- THE DATA -
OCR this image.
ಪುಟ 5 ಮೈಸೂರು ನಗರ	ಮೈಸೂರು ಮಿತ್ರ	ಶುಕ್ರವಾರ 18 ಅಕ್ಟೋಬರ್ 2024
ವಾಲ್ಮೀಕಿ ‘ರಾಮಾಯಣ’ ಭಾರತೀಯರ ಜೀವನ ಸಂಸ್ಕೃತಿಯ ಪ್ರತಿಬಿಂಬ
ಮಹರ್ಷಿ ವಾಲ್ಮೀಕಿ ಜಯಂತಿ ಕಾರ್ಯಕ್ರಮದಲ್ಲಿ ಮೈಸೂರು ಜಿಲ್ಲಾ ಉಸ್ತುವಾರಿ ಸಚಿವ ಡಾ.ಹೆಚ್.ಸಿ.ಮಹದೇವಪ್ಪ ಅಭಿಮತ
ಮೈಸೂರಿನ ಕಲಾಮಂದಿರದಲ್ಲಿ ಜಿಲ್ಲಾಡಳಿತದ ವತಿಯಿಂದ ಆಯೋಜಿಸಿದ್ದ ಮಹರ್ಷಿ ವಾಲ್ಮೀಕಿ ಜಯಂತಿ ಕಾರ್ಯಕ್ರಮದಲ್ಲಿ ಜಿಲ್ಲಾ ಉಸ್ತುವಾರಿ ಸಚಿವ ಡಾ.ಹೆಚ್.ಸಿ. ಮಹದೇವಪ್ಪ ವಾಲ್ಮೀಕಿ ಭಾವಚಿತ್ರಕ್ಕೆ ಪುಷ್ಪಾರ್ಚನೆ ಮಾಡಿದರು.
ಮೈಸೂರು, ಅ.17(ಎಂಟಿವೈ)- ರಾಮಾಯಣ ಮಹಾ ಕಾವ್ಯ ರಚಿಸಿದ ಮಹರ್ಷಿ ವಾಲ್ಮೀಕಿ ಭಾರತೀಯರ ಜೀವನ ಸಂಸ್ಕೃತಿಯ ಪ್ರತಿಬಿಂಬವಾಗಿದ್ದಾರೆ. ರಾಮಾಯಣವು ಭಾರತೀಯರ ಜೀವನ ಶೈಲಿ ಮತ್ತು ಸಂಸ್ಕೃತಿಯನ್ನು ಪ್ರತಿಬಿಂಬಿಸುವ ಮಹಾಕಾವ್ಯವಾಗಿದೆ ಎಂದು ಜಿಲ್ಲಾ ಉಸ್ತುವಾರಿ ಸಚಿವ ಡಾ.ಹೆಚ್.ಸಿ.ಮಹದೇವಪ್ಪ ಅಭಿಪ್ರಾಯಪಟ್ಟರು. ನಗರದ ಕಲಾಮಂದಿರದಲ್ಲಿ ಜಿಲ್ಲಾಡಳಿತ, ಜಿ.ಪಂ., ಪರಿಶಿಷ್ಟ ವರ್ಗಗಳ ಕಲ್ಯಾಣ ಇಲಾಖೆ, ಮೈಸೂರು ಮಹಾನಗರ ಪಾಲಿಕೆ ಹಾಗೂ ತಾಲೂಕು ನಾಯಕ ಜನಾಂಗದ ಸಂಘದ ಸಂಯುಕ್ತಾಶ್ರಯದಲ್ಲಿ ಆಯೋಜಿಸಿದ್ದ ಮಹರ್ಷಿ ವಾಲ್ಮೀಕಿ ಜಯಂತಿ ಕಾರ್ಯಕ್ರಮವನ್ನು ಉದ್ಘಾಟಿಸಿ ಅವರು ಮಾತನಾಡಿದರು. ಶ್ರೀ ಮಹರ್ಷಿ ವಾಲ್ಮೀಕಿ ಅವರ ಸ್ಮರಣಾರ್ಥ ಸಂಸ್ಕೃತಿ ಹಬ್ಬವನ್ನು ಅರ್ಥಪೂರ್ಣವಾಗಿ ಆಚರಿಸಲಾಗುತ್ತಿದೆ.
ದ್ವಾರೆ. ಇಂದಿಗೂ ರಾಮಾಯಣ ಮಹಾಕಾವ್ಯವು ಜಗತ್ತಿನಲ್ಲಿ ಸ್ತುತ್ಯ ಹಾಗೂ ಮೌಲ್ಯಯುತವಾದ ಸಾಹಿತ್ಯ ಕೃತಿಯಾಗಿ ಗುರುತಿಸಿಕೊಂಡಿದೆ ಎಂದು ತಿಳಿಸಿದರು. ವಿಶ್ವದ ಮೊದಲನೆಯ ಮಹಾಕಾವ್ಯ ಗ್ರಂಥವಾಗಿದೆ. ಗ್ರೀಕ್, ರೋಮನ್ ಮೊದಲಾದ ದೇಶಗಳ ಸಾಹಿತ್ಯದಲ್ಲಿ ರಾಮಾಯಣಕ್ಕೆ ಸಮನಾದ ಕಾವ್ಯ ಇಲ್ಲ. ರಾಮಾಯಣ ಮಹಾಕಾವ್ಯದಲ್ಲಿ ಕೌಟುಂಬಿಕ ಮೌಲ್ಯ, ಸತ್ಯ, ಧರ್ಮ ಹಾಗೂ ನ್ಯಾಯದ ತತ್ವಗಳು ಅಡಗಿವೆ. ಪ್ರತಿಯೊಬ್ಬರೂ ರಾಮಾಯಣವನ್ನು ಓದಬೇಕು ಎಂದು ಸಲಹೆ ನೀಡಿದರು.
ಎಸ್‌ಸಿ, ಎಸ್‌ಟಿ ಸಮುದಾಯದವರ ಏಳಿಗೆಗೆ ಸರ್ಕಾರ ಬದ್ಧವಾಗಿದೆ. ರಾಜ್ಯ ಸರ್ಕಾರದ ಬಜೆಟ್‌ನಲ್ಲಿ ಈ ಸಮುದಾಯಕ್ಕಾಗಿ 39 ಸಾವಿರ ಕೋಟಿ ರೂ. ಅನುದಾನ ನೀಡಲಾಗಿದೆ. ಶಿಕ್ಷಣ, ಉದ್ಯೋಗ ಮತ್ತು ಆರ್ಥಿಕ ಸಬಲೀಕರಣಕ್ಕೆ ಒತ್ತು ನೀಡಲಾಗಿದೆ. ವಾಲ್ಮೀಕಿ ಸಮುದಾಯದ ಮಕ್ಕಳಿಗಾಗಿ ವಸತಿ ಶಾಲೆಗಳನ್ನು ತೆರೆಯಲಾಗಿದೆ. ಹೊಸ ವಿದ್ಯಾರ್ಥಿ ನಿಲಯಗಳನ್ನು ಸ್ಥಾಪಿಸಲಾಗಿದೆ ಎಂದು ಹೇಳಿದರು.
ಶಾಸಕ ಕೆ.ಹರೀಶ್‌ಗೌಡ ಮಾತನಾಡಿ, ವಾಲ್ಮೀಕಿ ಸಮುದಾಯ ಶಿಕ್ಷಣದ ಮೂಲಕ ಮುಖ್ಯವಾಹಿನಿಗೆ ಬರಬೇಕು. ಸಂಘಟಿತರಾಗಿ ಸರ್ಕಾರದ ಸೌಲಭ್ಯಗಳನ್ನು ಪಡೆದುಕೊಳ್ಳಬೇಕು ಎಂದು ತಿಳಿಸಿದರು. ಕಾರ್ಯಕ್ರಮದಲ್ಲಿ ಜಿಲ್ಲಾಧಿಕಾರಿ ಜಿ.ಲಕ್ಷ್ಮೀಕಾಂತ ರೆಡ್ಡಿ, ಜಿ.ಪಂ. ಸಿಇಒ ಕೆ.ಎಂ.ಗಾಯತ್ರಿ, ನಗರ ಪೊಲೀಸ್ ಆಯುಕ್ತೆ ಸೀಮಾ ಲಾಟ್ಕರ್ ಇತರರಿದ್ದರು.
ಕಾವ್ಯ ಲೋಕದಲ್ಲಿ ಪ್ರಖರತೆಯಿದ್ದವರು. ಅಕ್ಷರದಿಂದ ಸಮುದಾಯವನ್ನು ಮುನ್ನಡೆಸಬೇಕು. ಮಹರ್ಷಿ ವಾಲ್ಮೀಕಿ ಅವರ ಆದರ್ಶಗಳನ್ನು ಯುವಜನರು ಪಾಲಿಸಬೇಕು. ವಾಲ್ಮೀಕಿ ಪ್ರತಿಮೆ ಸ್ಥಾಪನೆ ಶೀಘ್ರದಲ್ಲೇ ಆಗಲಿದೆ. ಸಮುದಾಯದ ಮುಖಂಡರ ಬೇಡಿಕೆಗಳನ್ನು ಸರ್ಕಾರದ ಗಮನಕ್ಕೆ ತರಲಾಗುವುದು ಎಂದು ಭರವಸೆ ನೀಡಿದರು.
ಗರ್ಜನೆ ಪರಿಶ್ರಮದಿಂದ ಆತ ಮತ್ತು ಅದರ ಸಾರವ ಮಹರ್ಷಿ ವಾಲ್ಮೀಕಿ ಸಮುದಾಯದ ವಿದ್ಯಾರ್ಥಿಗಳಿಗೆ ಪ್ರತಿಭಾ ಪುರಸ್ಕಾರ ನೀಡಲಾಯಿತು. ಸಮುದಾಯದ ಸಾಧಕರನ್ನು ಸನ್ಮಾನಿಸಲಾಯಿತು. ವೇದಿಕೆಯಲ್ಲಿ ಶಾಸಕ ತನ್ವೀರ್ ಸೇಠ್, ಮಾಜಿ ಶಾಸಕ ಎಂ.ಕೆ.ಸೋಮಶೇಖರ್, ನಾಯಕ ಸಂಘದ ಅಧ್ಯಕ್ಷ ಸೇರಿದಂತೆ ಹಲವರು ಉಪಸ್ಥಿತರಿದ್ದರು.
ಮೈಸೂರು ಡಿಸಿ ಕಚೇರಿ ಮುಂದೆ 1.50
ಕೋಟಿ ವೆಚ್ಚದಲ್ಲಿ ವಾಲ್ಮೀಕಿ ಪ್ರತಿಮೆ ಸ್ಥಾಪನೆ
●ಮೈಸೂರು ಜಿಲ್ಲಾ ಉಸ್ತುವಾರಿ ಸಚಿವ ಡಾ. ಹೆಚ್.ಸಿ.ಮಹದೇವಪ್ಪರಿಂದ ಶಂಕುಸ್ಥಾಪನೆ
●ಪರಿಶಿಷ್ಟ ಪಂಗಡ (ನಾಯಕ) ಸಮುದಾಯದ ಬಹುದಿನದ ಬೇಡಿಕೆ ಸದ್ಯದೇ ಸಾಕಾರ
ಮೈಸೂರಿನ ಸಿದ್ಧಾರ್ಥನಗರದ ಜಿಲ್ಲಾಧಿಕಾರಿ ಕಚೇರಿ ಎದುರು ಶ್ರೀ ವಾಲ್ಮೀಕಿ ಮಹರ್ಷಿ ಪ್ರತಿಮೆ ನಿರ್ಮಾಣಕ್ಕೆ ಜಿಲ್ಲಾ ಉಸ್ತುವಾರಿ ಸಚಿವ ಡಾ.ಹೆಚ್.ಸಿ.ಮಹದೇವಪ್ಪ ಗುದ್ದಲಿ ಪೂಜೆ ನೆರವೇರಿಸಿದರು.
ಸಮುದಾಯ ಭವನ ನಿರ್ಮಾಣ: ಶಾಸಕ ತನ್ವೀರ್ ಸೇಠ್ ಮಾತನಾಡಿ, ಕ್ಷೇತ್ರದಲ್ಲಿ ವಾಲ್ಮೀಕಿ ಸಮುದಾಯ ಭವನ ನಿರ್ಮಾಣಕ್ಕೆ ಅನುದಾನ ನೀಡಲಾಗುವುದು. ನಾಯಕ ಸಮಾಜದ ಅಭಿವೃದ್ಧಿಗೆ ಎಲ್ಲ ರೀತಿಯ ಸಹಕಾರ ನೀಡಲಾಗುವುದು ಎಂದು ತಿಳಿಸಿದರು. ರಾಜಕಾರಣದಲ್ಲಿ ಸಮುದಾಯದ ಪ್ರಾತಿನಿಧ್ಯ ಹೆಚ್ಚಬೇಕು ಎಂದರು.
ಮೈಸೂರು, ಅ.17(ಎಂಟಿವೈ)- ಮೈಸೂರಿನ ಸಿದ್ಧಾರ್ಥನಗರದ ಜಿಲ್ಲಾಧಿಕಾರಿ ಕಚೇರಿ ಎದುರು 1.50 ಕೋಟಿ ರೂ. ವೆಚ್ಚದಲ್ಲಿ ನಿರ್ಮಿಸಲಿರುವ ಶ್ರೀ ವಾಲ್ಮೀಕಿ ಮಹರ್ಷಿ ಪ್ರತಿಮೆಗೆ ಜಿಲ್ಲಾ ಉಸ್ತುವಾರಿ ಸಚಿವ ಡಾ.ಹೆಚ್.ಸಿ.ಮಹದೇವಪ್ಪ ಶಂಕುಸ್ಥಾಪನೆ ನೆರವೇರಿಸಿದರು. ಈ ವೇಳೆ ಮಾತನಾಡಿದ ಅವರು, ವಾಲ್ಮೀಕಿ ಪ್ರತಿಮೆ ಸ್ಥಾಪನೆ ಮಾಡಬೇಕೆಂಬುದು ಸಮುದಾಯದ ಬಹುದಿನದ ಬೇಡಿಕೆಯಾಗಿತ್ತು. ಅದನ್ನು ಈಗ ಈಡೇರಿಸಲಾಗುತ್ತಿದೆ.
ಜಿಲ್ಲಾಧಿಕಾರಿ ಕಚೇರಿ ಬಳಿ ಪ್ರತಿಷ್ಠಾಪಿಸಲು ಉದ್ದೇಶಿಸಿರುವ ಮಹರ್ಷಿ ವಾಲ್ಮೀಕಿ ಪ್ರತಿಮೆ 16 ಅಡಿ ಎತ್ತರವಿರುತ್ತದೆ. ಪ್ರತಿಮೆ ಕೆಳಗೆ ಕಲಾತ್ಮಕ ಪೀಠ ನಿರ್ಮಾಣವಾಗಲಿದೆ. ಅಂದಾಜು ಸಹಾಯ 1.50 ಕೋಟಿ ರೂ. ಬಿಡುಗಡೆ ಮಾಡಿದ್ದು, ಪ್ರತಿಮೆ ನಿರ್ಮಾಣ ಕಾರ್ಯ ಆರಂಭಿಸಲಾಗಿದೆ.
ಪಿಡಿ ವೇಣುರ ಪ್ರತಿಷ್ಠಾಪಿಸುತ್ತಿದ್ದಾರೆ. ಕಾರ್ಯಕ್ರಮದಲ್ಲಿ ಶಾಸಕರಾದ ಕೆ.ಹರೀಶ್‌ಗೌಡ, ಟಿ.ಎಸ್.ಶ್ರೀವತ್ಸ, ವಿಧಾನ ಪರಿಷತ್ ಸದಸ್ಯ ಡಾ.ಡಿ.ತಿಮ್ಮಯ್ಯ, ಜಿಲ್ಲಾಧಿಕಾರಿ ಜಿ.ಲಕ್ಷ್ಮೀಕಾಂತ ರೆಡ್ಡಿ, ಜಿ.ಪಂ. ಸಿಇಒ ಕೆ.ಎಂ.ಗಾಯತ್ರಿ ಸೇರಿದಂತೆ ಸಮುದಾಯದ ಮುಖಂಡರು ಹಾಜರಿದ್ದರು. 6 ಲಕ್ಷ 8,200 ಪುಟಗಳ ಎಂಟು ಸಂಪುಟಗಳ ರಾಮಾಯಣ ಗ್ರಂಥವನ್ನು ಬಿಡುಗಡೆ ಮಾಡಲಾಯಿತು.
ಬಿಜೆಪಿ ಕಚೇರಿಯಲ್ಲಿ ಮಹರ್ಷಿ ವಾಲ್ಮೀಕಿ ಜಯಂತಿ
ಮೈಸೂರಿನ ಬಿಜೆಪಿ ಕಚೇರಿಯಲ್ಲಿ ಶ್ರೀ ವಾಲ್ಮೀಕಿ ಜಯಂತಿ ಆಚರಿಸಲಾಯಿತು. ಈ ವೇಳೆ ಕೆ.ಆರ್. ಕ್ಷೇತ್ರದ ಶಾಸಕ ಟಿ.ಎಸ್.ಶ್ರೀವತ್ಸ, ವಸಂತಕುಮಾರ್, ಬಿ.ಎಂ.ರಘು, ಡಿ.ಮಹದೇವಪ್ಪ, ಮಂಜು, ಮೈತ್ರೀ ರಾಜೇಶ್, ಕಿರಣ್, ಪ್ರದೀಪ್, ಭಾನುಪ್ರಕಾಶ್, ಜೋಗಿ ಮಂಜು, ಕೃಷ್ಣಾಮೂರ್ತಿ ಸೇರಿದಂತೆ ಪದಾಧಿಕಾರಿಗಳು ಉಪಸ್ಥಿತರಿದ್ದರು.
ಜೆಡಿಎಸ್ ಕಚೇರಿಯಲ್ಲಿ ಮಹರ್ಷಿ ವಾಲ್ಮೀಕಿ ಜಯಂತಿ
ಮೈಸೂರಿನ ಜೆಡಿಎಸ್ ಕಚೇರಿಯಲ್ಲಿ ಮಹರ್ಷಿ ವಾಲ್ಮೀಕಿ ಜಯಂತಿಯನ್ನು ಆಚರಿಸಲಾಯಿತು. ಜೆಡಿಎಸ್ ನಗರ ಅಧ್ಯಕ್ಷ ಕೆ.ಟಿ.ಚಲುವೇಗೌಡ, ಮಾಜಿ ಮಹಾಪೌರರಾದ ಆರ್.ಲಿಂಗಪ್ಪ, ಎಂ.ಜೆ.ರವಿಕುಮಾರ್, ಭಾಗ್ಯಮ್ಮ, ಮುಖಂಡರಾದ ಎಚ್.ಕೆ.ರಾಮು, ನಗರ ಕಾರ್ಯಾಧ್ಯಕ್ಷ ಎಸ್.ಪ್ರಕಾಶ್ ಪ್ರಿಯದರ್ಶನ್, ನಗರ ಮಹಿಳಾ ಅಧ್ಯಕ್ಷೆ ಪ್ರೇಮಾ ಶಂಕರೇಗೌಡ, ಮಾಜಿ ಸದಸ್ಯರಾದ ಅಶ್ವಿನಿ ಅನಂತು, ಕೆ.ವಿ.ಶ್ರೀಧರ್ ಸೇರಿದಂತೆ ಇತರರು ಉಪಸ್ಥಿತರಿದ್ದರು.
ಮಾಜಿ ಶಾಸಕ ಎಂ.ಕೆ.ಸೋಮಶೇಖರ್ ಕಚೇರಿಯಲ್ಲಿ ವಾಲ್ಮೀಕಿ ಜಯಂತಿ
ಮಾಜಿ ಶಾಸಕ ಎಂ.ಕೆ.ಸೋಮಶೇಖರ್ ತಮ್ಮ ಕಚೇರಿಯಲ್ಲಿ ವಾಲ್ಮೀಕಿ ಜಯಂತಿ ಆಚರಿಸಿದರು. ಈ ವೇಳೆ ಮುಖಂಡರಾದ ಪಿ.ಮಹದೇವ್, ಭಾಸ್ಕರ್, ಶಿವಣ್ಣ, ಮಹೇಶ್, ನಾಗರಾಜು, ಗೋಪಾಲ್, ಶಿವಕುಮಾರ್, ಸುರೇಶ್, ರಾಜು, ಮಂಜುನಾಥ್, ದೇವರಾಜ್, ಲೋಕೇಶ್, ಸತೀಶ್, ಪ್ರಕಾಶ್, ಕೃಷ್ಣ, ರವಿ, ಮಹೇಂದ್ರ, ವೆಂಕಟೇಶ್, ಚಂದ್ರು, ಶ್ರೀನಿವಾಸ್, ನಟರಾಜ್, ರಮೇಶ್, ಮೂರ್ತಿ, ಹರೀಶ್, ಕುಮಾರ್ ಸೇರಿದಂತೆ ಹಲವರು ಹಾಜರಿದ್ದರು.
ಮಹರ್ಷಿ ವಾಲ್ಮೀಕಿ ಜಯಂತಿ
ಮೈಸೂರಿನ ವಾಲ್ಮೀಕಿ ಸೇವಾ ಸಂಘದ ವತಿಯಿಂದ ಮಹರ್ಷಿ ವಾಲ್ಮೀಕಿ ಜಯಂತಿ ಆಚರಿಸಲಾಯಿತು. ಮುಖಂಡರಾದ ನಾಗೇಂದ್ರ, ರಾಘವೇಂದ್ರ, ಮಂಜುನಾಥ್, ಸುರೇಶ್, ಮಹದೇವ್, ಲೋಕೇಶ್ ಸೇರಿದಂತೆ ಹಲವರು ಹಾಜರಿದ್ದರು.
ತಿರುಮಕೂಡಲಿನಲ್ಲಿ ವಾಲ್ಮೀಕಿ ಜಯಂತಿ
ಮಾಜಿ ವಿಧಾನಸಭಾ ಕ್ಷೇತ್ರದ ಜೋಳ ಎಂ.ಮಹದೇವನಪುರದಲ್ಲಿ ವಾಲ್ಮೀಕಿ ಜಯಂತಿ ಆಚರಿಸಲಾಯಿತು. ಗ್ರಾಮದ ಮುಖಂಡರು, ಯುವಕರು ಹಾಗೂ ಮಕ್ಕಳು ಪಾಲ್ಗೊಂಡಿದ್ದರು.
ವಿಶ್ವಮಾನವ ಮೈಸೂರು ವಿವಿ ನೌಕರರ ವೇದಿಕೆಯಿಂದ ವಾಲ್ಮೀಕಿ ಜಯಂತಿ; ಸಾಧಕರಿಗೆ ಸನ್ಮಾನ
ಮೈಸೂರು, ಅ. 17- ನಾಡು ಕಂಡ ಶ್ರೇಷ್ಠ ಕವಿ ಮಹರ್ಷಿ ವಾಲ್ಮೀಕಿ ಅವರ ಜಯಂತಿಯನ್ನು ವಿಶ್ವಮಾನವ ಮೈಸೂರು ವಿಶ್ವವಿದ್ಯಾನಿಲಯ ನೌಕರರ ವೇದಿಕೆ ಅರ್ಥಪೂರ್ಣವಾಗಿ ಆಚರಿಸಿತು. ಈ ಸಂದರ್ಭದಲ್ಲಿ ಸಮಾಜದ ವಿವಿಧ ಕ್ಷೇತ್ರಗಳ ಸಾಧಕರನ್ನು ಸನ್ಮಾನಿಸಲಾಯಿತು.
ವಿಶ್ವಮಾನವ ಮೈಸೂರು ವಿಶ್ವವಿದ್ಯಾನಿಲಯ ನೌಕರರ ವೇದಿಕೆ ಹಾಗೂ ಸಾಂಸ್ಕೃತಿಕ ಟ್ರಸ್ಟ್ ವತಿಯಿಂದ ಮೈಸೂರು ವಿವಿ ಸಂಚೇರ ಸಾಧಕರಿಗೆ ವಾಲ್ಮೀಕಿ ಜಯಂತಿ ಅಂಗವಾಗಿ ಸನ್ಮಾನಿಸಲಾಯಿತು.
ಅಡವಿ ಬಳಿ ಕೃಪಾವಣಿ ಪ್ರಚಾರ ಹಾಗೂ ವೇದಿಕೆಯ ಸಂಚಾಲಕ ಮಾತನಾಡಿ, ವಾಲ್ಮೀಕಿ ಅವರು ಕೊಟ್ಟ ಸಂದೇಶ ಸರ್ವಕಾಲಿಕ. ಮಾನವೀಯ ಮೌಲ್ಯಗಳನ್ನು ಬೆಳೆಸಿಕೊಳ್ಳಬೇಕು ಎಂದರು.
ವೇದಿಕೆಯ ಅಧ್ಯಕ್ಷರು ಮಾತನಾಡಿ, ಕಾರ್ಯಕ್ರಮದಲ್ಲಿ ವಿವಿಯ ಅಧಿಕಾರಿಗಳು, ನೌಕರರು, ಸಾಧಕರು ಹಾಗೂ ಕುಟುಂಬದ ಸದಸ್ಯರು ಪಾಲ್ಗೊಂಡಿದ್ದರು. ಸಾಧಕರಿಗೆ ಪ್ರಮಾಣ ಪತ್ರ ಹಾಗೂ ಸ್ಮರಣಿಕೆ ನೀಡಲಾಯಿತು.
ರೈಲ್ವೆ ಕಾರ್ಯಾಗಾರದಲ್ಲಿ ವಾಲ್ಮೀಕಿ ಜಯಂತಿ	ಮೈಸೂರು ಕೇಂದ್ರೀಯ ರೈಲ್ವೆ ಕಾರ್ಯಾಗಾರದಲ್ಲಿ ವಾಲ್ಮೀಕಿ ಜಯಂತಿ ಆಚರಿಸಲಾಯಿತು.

- PROBLEM -
Scan the listing above and copy all lines containing the word "ಹಲವರ".

- THE SOLUTION -
ಗರ್ಜನೆ ಪರಿಶ್ರಮದಿಂದ ಆತ ಮತ್ತು ಅದರ ಸಾರವ ಮಹರ್ಷಿ ವಾಲ್ಮೀಕಿ ಸಮುದಾಯದ ವಿದ್ಯಾರ್ಥಿಗಳಿಗೆ ಪ್ರತಿಭಾ ಪುರಸ್ಕಾರ ನೀಡಲಾಯಿತು. ಸಮುದಾಯದ ಸಾಧಕರನ್ನು ಸನ್ಮಾನಿಸಲಾಯಿತು. ವೇದಿಕೆಯಲ್ಲಿ ಶಾಸಕ ತನ್ವೀರ್ ಸೇಠ್, ಮಾಜಿ ಶಾಸಕ ಎಂ.ಕೆ.ಸೋಮಶೇಖರ್, ನಾಯಕ ಸಂಘದ ಅಧ್ಯಕ್ಷ ಸೇರಿದಂತೆ ಹಲವರು ಉಪಸ್ಥಿತರಿದ್ದರು.
ಮಾಜಿ ಶಾಸಕ ಎಂ.ಕೆ.ಸೋಮಶೇಖರ್ ತಮ್ಮ ಕಚೇರಿಯಲ್ಲಿ ವಾಲ್ಮೀಕಿ ಜಯಂತಿ ಆಚರಿಸಿದರು. ಈ ವೇಳೆ ಮುಖಂಡರಾದ ಪಿ.ಮಹದೇವ್, ಭಾಸ್ಕರ್, ಶಿವಣ್ಣ, ಮಹೇಶ್, ನಾಗರಾಜು, ಗೋಪಾಲ್, ಶಿವಕುಮಾರ್, ಸುರೇಶ್, ರಾಜು, ಮಂಜುನಾಥ್, ದೇವರಾಜ್, ಲೋಕೇಶ್, ಸತೀಶ್, ಪ್ರಕಾಶ್, ಕೃಷ್ಣ, ರವಿ, ಮಹೇಂದ್ರ, ವೆಂಕಟೇಶ್, ಚಂದ್ರು, ಶ್ರೀನಿವಾಸ್, ನಟರಾಜ್, ರಮೇಶ್, ಮೂರ್ತಿ, ಹರೀಶ್, ಕುಮಾರ್ ಸೇರಿದಂತೆ ಹಲವರು ಹಾಜರಿದ್ದರು.
ಮೈಸೂರಿನ ವಾಲ್ಮೀಕಿ ಸೇವಾ ಸಂಘದ ವತಿಯಿಂದ ಮಹರ್ಷಿ ವಾಲ್ಮೀಕಿ ಜಯಂತಿ ಆಚರಿಸಲಾಯಿತು. ಮುಖಂಡರಾದ ನಾಗೇಂದ್ರ, ರಾಘವೇಂದ್ರ, ಮಂಜುನಾಥ್, ಸುರೇಶ್, ಮಹದೇವ್, ಲೋಕೇಶ್ ಸೇರಿದಂತೆ ಹಲವರು ಹಾಜರಿದ್ದರು.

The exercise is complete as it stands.